[Collected data entries]

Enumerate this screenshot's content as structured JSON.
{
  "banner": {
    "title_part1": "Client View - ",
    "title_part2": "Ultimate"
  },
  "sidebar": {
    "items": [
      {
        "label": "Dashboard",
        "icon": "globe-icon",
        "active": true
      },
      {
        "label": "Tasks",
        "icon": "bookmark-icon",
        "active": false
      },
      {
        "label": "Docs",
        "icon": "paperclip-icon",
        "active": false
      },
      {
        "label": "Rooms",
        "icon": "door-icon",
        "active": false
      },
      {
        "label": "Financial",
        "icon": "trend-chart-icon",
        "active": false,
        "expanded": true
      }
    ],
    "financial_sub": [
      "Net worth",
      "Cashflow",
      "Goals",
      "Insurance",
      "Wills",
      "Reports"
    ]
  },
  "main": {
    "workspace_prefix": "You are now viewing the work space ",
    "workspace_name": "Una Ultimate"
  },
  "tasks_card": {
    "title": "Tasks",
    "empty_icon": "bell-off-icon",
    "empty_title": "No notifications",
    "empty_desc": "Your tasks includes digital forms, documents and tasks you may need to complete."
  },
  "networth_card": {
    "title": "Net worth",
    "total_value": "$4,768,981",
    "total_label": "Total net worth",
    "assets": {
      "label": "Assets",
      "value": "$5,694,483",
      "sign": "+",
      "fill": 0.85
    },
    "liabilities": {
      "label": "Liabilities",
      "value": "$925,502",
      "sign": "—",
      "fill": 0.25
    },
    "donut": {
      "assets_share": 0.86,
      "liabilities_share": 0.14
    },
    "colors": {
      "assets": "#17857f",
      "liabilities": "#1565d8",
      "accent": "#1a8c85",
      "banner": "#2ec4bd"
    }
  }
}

▶ _WHAT YOU WILL DO_:
Some lines of the data may hold the word "Ultimate". Say how many do, with nothing else.

▶ _WRITTEN ANSWER_:
2